The input:
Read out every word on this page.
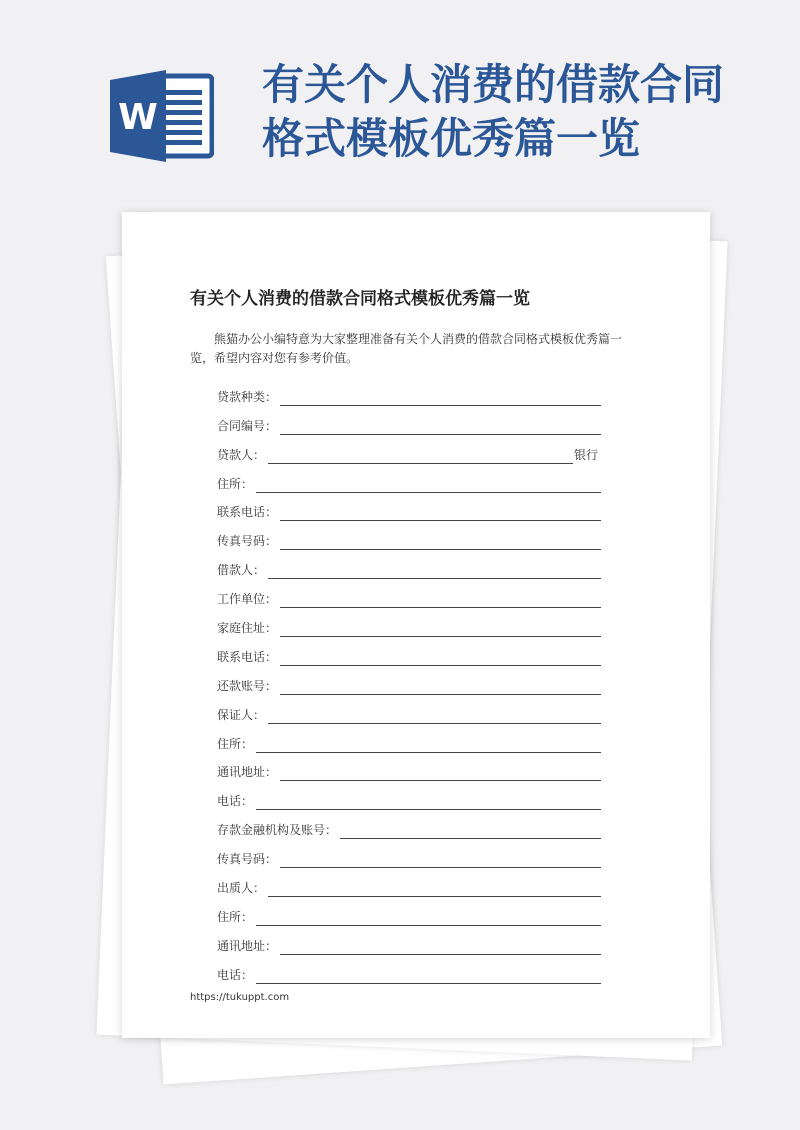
W
有关个人消费的借款合同格式模板优秀篇一览
有关个人消费的借款合同格式模板优秀篇一览

熊猫办公小编特意为大家整理准备有关个人消费的借款合同格式模板优秀篇一览，希望内容对您有参考价值。

贷款种类：
合同编号：
贷款人：	银行
住所：
联系电话：
传真号码：
借款人：
工作单位：
家庭住址：
联系电话：
还款账号：
保证人：
住所：
通讯地址：
电话：
存款金融机构及账号：
传真号码：
出质人：
住所：
通讯地址：
电话：

https://tukuppt.com
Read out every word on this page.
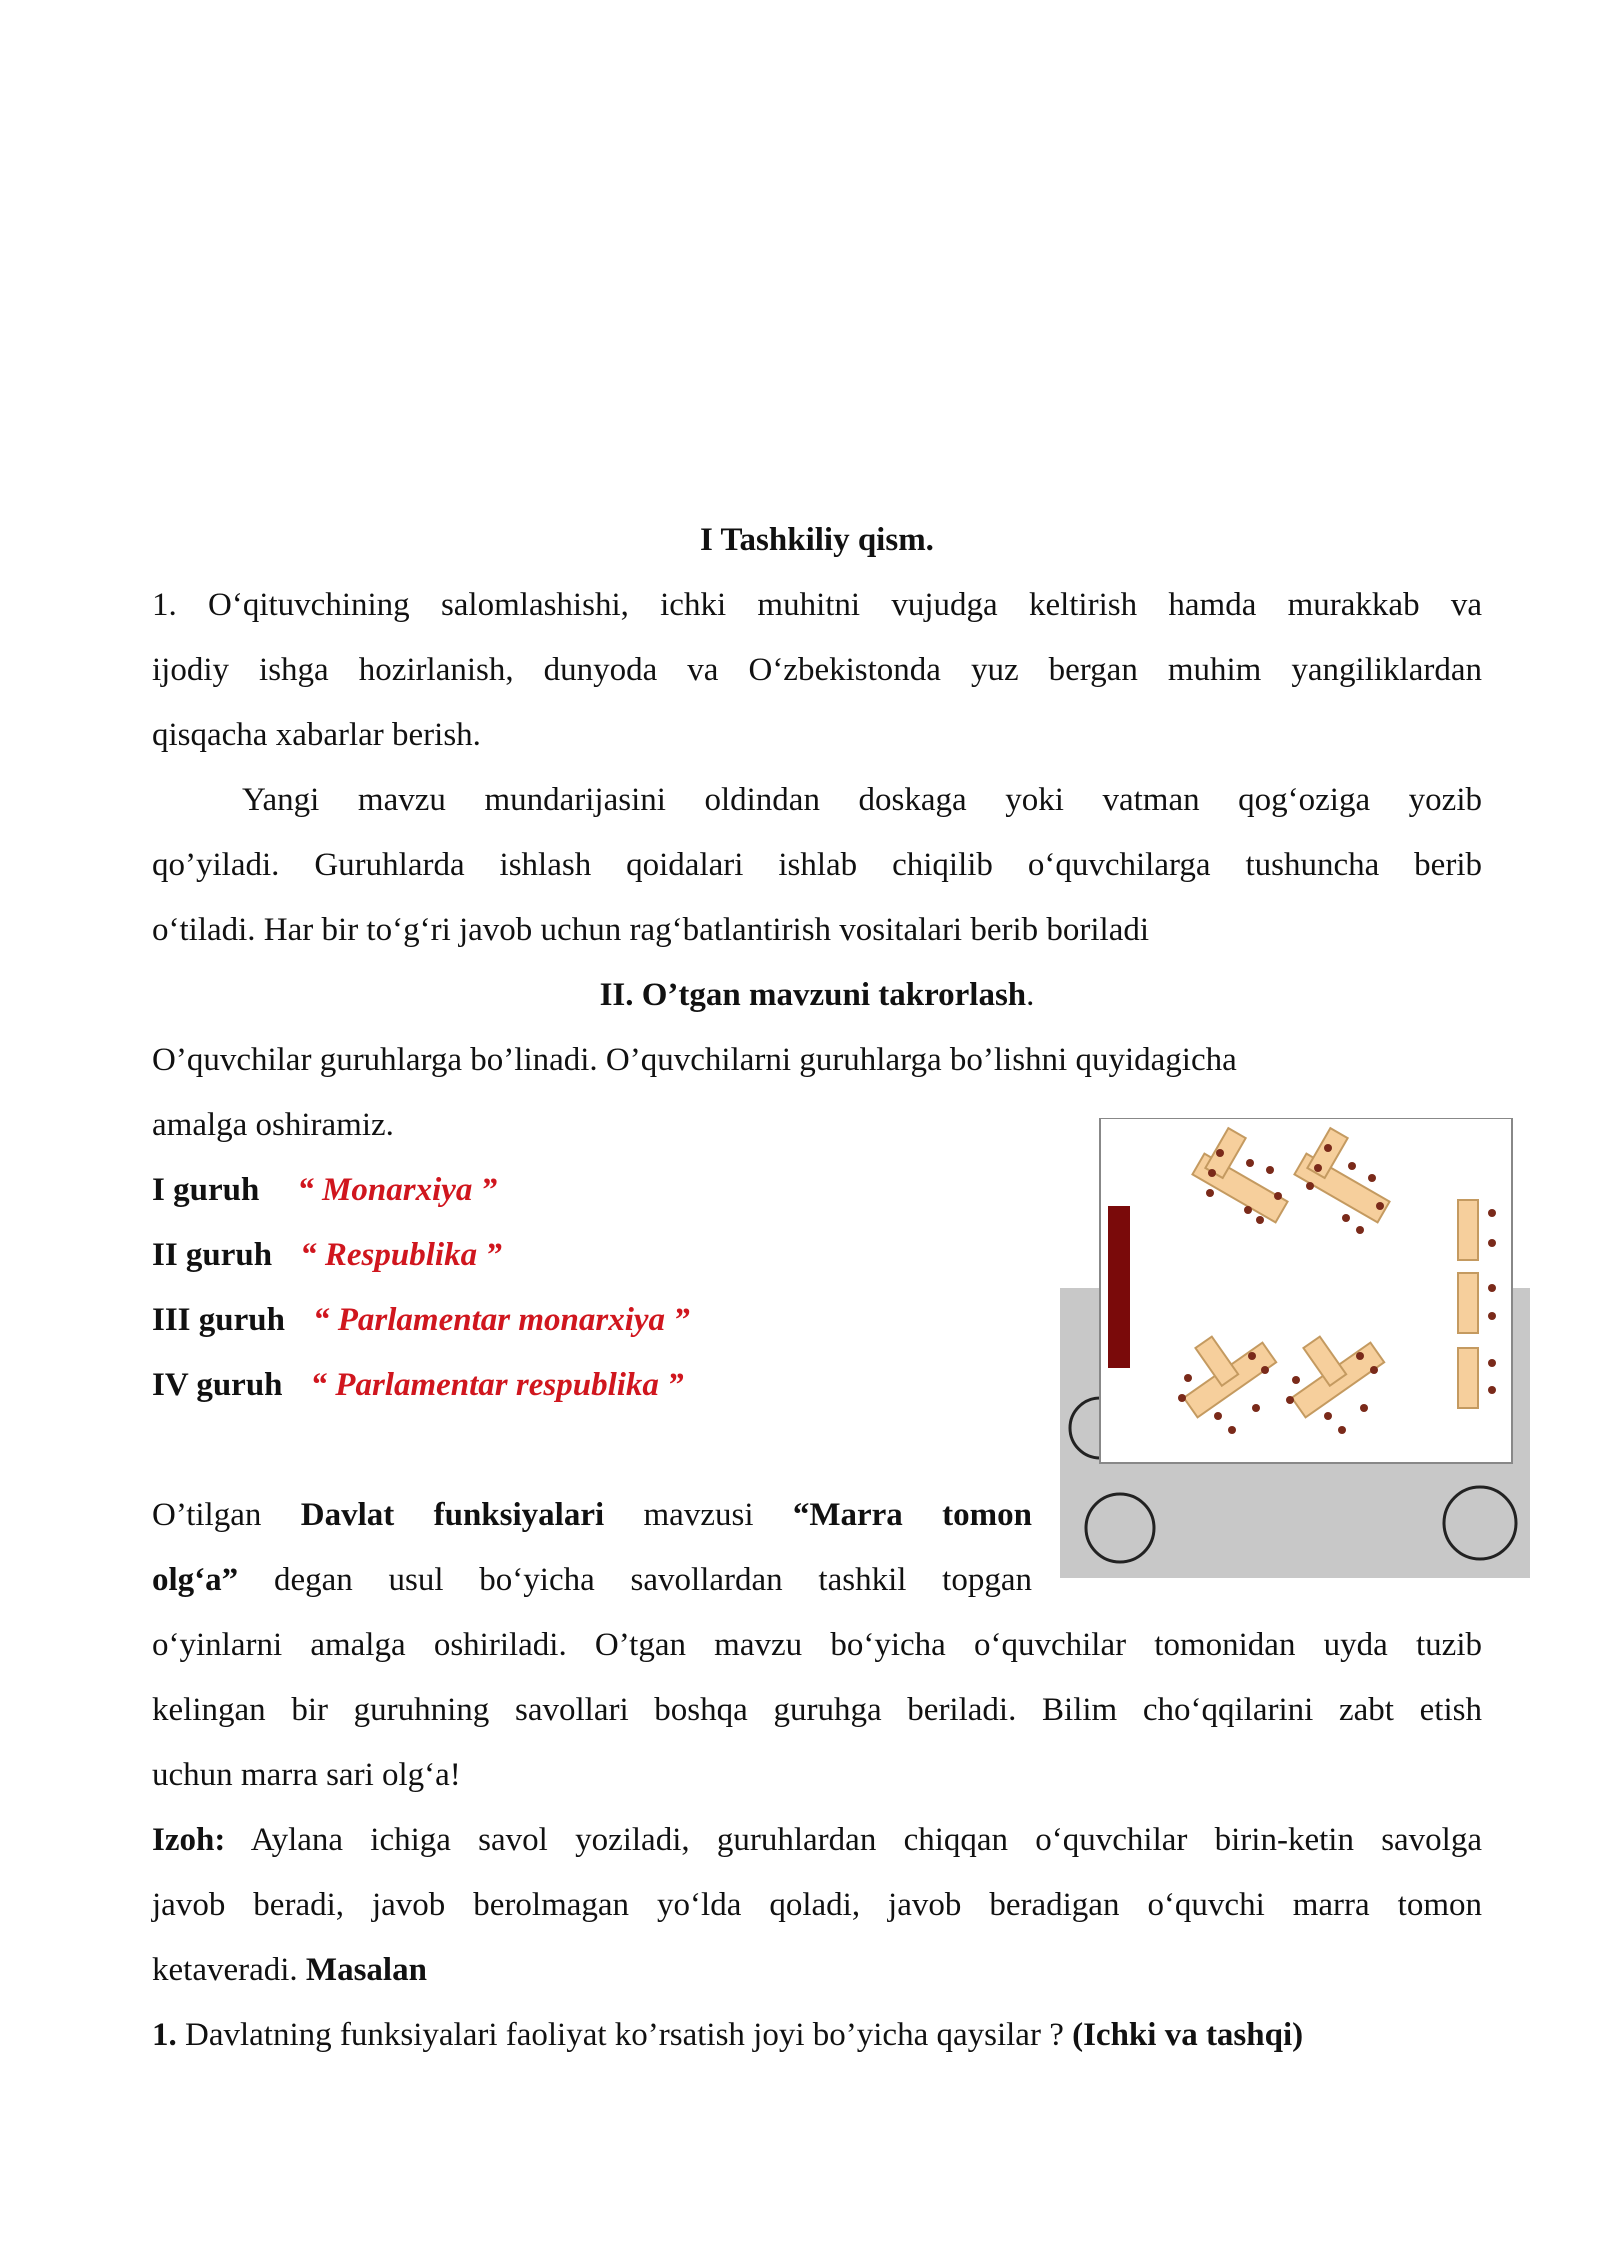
I Tashkiliy qism.
1. O‘qituvchining salomlashishi, ichki muhitni vujudga keltirish hamda murakkab va
ijodiy ishga hozirlanish, dunyoda va O‘zbekistonda yuz bergan muhim yangiliklardan
qisqacha xabarlar berish.
Yangi mavzu mundarijasini oldindan doskaga yoki vatman qog‘oziga yozib
qo’yiladi. Guruhlarda ishlash qoidalari ishlab chiqilib o‘quvchilarga tushuncha berib
o‘tiladi. Har bir to‘g‘ri javob uchun rag‘batlantirish vositalari berib boriladi
II. O’tgan mavzuni takrorlash.
O’quvchilar guruhlarga bo’linadi. O’quvchilarni guruhlarga bo’lishni quyidagicha
amalga oshiramiz.
I guruh “ Monarxiya ”
II guruh “ Respublika ”
III guruh “ Parlamentar monarxiya ”
IV guruh “ Parlamentar respublika ”
O’tilgan Davlat funksiyalari mavzusi “Marra tomon
olg‘a” degan usul bo‘yicha savollardan tashkil topgan
o‘yinlarni amalga oshiriladi. O’tgan mavzu bo‘yicha o‘quvchilar tomonidan uyda tuzib
kelingan bir guruhning savollari boshqa guruhga beriladi. Bilim cho‘qqilarini zabt etish
uchun marra sari olg‘a!
Izoh: Aylana ichiga savol yoziladi, guruhlardan chiqqan o‘quvchilar birin-ketin savolga
javob beradi, javob berolmagan yo‘lda qoladi, javob beradigan o‘quvchi marra tomon
ketaveradi. Masalan
1. Davlatning funksiyalari faoliyat ko’rsatish joyi bo’yicha qaysilar ? (Ichki va tashqi)
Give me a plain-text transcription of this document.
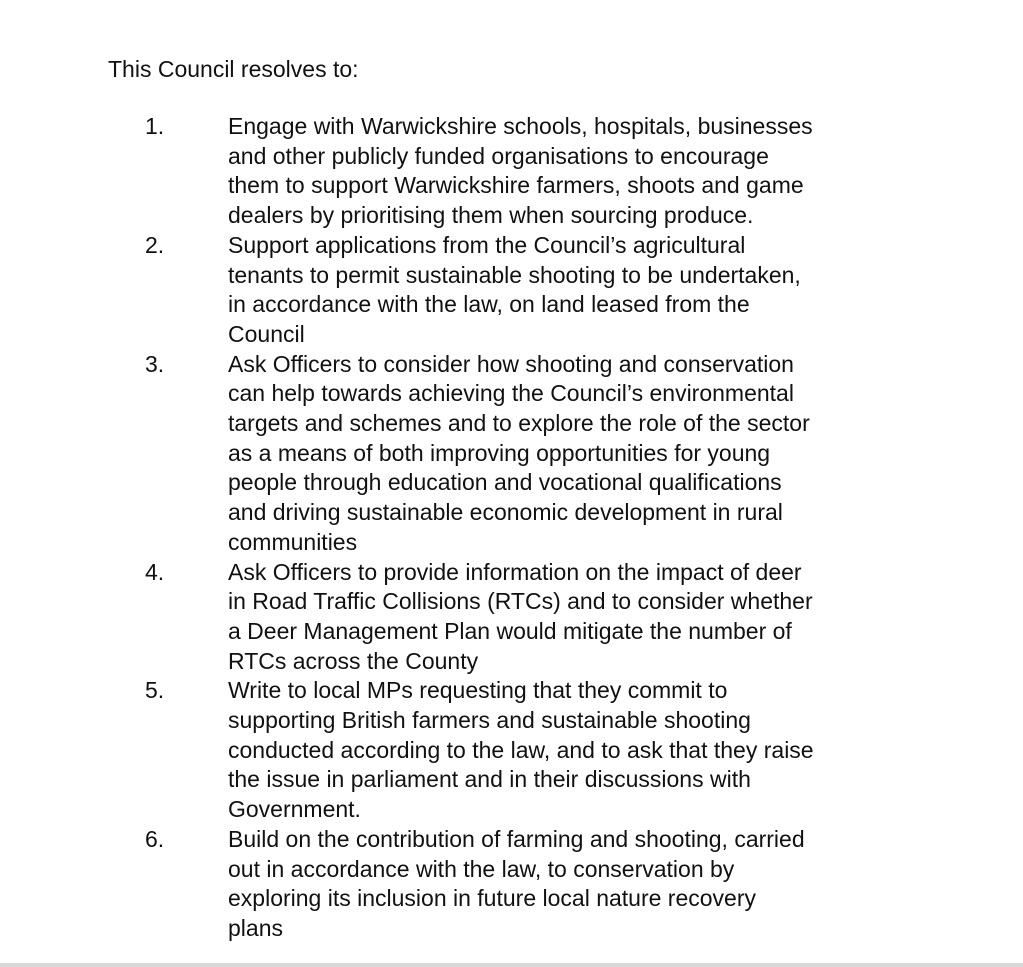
This Council resolves to:

1.	Engage with Warwickshire schools, hospitals, businesses
and other publicly funded organisations to encourage
them to support Warwickshire farmers, shoots and game
dealers by prioritising them when sourcing produce.
2.	Support applications from the Council’s agricultural
tenants to permit sustainable shooting to be undertaken,
in accordance with the law, on land leased from the
Council
3.	Ask Officers to consider how shooting and conservation
can help towards achieving the Council’s environmental
targets and schemes and to explore the role of the sector
as a means of both improving opportunities for young
people through education and vocational qualifications
and driving sustainable economic development in rural
communities
4.	Ask Officers to provide information on the impact of deer
in Road Traffic Collisions (RTCs) and to consider whether
a Deer Management Plan would mitigate the number of
RTCs across the County
5.	Write to local MPs requesting that they commit to
supporting British farmers and sustainable shooting
conducted according to the law, and to ask that they raise
the issue in parliament and in their discussions with
Government.
6.	Build on the contribution of farming and shooting, carried
out in accordance with the law, to conservation by
exploring its inclusion in future local nature recovery
plans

Your task: Leave the pictures out and print the records above exactly as they stand.

Finished answer:
Read out every word on this page.
W
有关个人消费的借款合同格式模板优秀篇一览
有关个人消费的借款合同格式模板优秀篇一览

熊猫办公小编特意为大家整理准备有关个人消费的借款合同格式模板优秀篇一览，希望内容对您有参考价值。

贷款种类：
合同编号：
贷款人：	银行
住所：
联系电话：
传真号码：
借款人：
工作单位：
家庭住址：
联系电话：
还款账号：
保证人：
住所：
通讯地址：
电话：
存款金融机构及账号：
传真号码：
出质人：
住所：
通讯地址：
电话：

https://tukuppt.com
Read out every word on this page.
I Tashkiliy qism.
1. O‘qituvchining salomlashishi, ichki muhitni vujudga keltirish hamda murakkab va
ijodiy ishga hozirlanish, dunyoda va O‘zbekistonda yuz bergan muhim yangiliklardan
qisqacha xabarlar berish.
Yangi mavzu mundarijasini oldindan doskaga yoki vatman qog‘oziga yozib
qo’yiladi. Guruhlarda ishlash qoidalari ishlab chiqilib o‘quvchilarga tushuncha berib
o‘tiladi. Har bir to‘g‘ri javob uchun rag‘batlantirish vositalari berib boriladi
II. O’tgan mavzuni takrorlash.
O’quvchilar guruhlarga bo’linadi. O’quvchilarni guruhlarga bo’lishni quyidagicha
amalga oshiramiz.
I guruh “ Monarxiya ”
II guruh “ Respublika ”
III guruh “ Parlamentar monarxiya ”
IV guruh “ Parlamentar respublika ”
O’tilgan Davlat funksiyalari mavzusi “Marra tomon
olg‘a” degan usul bo‘yicha savollardan tashkil topgan
o‘yinlarni amalga oshiriladi. O’tgan mavzu bo‘yicha o‘quvchilar tomonidan uyda tuzib
kelingan bir guruhning savollari boshqa guruhga beriladi. Bilim cho‘qqilarini zabt etish
uchun marra sari olg‘a!
Izoh: Aylana ichiga savol yoziladi, guruhlardan chiqqan o‘quvchilar birin-ketin savolga
javob beradi, javob berolmagan yo‘lda qoladi, javob beradigan o‘quvchi marra tomon
ketaveradi. Masalan
1. Davlatning funksiyalari faoliyat ko’rsatish joyi bo’yicha qaysilar ? (Ichki va tashqi)
Give me a plain-text transcription of this document.
This Council resolves to:

1.	Engage with Warwickshire schools, hospitals, businesses
and other publicly funded organisations to encourage
them to support Warwickshire farmers, shoots and game
dealers by prioritising them when sourcing produce.
2.	Support applications from the Council’s agricultural
tenants to permit sustainable shooting to be undertaken,
in accordance with the law, on land leased from the
Council
3.	Ask Officers to consider how shooting and conservation
can help towards achieving the Council’s environmental
targets and schemes and to explore the role of the sector
as a means of both improving opportunities for young
people through education and vocational qualifications
and driving sustainable economic development in rural
communities
4.	Ask Officers to provide information on the impact of deer
in Road Traffic Collisions (RTCs) and to consider whether
a Deer Management Plan would mitigate the number of
RTCs across the County
5.	Write to local MPs requesting that they commit to
supporting British farmers and sustainable shooting
conducted according to the law, and to ask that they raise
the issue in parliament and in their discussions with
Government.
6.	Build on the contribution of farming and shooting, carried
out in accordance with the law, to conservation by
exploring its inclusion in future local nature recovery
plans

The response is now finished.